Copy the material word for word from its first line through the line containing "cell-sum[interactable]: 4 250,00 [885, 414, 992, 444]".
⁂
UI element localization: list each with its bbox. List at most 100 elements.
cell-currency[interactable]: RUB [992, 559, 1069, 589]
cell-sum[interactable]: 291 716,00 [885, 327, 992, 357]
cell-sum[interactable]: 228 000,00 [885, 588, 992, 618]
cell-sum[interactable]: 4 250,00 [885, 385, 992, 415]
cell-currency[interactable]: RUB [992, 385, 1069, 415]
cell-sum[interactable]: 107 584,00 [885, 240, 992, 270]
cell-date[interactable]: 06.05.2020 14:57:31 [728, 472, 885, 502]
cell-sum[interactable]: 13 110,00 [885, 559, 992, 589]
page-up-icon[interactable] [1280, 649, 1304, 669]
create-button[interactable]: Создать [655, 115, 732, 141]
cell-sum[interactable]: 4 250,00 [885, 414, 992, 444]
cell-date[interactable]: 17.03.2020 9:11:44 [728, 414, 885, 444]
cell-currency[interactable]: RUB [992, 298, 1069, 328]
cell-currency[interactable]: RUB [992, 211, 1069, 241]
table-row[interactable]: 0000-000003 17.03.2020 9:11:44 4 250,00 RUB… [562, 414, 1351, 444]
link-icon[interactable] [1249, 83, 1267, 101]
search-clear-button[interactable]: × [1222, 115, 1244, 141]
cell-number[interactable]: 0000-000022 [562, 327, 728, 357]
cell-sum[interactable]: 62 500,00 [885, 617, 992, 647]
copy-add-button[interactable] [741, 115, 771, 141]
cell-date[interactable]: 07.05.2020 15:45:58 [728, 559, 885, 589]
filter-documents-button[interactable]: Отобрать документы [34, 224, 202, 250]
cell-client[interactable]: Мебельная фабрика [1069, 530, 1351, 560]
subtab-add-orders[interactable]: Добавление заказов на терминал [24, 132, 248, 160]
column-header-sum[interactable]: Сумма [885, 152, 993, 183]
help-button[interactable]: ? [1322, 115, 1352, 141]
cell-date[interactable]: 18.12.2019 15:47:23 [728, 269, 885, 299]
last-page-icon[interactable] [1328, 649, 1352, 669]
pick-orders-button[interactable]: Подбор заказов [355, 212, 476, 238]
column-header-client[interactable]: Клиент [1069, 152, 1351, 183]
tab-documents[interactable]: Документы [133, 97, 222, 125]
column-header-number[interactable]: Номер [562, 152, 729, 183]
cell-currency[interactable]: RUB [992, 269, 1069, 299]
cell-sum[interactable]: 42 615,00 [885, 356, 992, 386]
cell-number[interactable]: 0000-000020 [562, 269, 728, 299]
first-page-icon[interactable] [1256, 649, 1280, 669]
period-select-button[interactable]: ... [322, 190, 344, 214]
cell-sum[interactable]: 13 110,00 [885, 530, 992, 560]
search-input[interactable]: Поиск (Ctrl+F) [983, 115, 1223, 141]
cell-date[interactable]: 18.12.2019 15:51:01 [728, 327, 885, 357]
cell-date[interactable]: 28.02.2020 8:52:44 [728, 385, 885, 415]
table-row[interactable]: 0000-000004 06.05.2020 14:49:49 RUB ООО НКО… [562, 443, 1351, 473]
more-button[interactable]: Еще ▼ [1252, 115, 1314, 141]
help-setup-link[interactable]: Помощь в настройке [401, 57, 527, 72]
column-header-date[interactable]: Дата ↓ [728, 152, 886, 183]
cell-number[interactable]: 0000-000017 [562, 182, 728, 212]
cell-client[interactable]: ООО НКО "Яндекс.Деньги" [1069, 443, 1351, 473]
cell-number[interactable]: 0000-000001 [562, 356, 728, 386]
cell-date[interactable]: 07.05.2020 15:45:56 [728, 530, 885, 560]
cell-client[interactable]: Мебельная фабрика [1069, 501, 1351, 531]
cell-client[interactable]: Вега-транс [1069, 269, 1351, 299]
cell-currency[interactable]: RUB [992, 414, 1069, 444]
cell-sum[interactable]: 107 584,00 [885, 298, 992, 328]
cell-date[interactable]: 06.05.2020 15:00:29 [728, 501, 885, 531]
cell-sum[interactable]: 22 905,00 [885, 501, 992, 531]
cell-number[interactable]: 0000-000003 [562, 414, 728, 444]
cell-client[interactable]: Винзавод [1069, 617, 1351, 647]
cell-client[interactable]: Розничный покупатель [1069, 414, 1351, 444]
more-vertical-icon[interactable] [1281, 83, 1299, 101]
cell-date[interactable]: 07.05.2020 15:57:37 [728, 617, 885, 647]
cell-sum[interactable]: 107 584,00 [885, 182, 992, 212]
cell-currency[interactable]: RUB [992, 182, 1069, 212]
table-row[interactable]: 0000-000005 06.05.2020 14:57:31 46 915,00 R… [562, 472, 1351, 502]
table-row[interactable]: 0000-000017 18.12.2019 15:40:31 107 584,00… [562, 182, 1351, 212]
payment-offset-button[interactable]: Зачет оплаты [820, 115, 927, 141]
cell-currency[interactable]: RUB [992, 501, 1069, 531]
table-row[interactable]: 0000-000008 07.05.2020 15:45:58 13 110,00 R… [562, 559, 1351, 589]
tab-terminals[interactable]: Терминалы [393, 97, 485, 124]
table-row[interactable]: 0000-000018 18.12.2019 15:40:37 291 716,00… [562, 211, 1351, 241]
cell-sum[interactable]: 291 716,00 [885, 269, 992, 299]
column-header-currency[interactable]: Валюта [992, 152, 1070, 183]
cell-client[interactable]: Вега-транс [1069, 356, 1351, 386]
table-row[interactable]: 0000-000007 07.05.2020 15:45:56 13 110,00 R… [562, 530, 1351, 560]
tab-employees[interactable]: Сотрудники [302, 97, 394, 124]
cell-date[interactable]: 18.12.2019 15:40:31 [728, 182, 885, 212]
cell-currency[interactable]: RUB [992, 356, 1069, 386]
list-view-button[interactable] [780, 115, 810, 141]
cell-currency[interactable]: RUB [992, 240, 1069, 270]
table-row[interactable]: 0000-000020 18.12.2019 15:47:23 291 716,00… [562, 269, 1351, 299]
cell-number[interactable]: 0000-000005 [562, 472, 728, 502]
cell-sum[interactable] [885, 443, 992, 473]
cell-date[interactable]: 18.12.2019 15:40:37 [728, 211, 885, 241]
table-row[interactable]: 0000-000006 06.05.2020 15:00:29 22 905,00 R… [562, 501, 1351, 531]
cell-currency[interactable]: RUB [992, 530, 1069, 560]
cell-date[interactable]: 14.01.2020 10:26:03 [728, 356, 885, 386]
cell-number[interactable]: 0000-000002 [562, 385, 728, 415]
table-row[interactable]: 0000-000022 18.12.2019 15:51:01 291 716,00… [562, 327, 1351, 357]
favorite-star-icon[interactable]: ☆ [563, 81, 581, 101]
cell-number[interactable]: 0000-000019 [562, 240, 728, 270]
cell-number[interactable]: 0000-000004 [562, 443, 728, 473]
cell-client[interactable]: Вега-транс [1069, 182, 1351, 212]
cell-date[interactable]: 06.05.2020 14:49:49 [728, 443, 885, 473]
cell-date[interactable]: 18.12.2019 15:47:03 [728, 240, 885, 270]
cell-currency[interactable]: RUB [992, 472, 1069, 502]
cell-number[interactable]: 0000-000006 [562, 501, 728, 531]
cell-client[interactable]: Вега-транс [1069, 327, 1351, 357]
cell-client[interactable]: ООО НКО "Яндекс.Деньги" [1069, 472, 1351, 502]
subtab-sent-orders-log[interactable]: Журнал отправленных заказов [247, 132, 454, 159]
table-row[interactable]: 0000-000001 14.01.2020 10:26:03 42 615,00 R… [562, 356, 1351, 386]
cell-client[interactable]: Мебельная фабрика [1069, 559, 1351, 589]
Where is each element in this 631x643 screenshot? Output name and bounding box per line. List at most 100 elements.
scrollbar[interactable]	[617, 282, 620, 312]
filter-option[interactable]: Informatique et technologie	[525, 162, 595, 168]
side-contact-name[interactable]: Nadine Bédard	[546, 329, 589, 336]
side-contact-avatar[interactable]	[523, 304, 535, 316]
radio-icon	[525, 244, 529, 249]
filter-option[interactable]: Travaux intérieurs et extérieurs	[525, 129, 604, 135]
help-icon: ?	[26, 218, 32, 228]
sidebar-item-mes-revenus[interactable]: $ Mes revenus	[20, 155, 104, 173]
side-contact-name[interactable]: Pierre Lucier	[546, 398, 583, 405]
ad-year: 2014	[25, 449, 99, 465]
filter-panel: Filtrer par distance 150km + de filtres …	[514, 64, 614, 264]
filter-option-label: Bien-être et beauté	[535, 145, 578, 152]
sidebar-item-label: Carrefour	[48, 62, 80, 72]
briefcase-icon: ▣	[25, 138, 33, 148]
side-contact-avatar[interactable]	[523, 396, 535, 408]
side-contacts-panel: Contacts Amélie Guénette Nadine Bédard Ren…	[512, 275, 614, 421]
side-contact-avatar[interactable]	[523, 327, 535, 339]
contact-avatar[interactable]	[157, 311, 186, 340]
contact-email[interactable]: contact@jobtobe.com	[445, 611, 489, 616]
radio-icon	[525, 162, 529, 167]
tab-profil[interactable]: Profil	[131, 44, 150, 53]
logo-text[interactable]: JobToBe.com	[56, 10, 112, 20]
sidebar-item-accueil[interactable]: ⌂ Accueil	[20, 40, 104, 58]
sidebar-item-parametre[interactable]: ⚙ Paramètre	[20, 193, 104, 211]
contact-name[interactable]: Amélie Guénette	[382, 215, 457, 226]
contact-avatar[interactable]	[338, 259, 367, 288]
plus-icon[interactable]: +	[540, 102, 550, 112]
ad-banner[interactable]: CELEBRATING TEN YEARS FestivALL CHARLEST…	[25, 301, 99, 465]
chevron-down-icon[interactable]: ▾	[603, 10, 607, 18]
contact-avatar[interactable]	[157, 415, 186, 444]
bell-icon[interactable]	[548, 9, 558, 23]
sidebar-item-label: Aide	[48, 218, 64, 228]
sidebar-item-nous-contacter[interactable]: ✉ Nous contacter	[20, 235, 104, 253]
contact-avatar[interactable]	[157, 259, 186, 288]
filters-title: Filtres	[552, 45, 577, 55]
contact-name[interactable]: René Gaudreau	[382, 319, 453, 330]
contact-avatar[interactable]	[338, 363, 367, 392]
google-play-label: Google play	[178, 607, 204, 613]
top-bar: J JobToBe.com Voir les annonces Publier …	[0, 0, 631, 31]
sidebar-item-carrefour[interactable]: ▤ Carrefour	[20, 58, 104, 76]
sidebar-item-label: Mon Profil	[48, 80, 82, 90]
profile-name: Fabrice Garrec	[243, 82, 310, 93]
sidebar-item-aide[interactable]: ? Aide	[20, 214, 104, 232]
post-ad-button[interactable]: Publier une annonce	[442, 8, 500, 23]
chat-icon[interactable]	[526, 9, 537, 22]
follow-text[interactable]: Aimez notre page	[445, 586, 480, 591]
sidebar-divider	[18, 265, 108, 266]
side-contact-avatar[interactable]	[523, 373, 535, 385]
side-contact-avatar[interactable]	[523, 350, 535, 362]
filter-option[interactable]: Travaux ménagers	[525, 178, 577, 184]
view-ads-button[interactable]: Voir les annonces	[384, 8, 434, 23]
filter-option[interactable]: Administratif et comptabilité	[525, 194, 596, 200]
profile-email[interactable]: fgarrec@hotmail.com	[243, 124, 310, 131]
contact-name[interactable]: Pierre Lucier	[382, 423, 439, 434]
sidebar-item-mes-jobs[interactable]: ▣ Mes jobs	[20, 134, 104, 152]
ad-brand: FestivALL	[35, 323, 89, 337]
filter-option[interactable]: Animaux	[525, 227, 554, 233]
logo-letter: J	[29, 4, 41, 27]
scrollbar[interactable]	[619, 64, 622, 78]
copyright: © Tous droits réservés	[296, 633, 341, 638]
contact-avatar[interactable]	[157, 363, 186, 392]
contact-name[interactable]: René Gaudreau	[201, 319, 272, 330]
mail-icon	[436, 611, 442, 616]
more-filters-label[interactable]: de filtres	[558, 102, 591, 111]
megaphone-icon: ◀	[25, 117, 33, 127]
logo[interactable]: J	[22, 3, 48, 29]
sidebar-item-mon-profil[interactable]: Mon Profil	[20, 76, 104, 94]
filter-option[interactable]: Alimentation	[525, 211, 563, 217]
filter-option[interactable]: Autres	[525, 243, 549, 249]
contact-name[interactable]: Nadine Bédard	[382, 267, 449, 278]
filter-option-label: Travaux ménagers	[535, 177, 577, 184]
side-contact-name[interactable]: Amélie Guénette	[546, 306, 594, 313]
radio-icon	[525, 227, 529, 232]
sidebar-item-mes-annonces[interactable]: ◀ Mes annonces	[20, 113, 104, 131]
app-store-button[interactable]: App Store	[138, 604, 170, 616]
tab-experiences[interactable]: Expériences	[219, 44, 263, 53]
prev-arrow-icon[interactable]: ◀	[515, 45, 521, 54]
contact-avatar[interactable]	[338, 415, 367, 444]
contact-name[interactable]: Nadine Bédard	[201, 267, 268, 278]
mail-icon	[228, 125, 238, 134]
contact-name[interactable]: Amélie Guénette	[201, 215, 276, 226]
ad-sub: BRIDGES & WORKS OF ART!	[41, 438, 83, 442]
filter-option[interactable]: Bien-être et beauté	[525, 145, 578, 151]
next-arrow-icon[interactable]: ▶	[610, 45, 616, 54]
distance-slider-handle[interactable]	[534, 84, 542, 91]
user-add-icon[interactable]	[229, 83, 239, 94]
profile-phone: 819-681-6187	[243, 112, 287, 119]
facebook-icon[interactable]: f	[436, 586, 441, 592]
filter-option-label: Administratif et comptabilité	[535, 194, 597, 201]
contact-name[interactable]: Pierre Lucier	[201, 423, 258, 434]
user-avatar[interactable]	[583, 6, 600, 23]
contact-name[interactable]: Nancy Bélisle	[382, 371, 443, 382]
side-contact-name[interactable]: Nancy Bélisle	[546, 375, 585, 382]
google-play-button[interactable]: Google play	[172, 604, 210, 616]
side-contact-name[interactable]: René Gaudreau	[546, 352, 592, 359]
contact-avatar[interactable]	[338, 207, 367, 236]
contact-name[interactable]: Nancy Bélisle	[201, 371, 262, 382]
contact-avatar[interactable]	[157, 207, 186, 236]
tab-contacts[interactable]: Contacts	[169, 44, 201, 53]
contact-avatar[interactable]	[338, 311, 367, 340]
⁂
Response to this exercise:
UI element localization: list each with its bbox. List at most 100 elements.
cell-currency[interactable]: RUB [992, 559, 1069, 589]
cell-sum[interactable]: 291 716,00 [885, 327, 992, 357]
cell-sum[interactable]: 228 000,00 [885, 588, 992, 618]
cell-sum[interactable]: 4 250,00 [885, 385, 992, 415]
cell-currency[interactable]: RUB [992, 385, 1069, 415]
cell-sum[interactable]: 107 584,00 [885, 240, 992, 270]
cell-date[interactable]: 06.05.2020 14:57:31 [728, 472, 885, 502]
cell-sum[interactable]: 13 110,00 [885, 559, 992, 589]
page-up-icon[interactable] [1280, 649, 1304, 669]
create-button[interactable]: Создать [655, 115, 732, 141]
cell-sum[interactable]: 4 250,00 [885, 414, 992, 444]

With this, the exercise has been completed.